RECORDS FOR THIS TASK
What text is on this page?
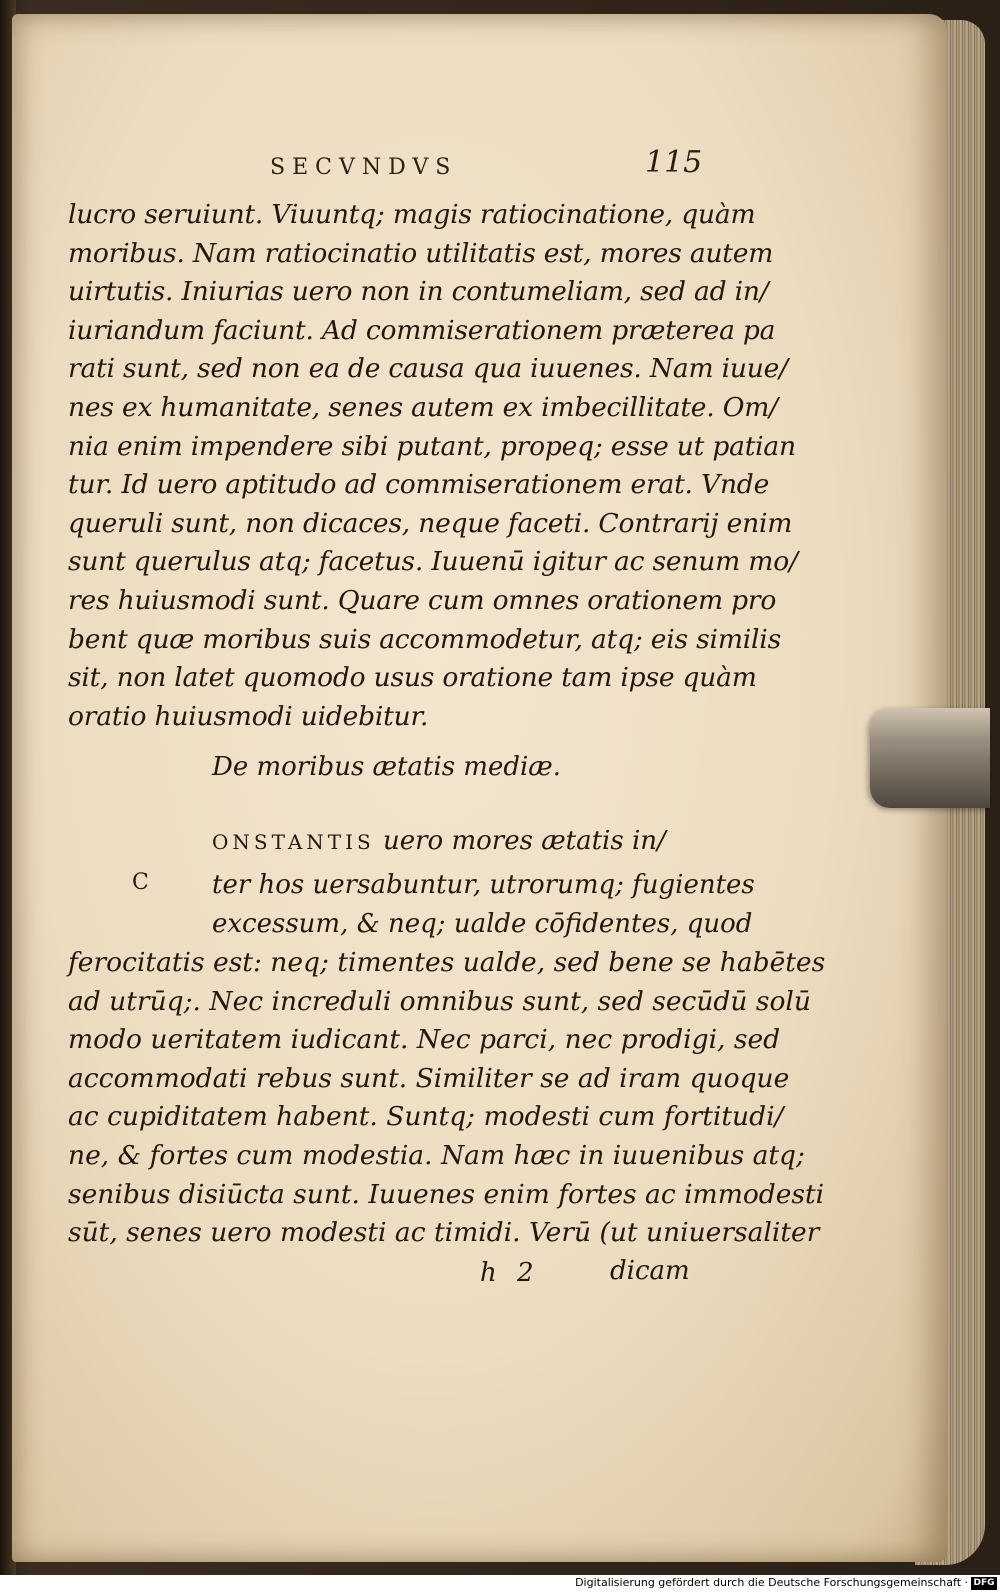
SECVNDVS	115
lucro seruiunt. Viuuntq; magis ratiocinatione, quàm
moribus. Nam ratiocinatio utilitatis est, mores autem
uirtutis. Iniurias uero non in contumeliam, sed ad in/
iuriandum faciunt. Ad commiserationem prӕterea pa
rati sunt, sed non ea de causa qua iuuenes. Nam iuue/
nes ex humanitate, senes autem ex imbecillitate. Om/
nia enim impendere sibi putant, propeq; esse ut patian
tur. Id uero aptitudo ad commiserationem erat. Vnde
queruli sunt, non dicaces, neque faceti. Contrarij enim
sunt querulus atq; facetus. Iuuenū igitur ac senum mo/
res huiusmodi sunt. Quare cum omnes orationem pro
bent quӕ moribus suis accommodetur, atq; eis similis
sit, non latet quomodo usus oratione tam ipse quàm
oratio huiusmodi uidebitur.
De moribus ӕtatis mediӕ.
ONSTANTIS uero mores ӕtatis in/
C ter hos uersabuntur, utrorumq; fugientes
excessum, & neq; ualde cōfidentes, quod
ferocitatis est: neq; timentes ualde, sed bene se habētes
ad utrūq;. Nec increduli omnibus sunt, sed secūdū solū
modo ueritatem iudicant. Nec parci, nec prodigi, sed
accommodati rebus sunt. Similiter se ad iram quoque
ac cupiditatem habent. Suntq; modesti cum fortitudi/
ne, & fortes cum modestia. Nam hӕc in iuuenibus atq;
senibus disiūcta sunt. Iuuenes enim fortes ac immodesti
sūt, senes uero modesti ac timidi. Verū (ut uniuersaliter
h 2	dicam
Digitalisierung gefördert durch die Deutsche Forschungsgemeinschaft · DFG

INSTRUCTIONS TO FOLLOW
How many lines in the records above hold the word "mores"? Give only the number.

THE RESPONSE
2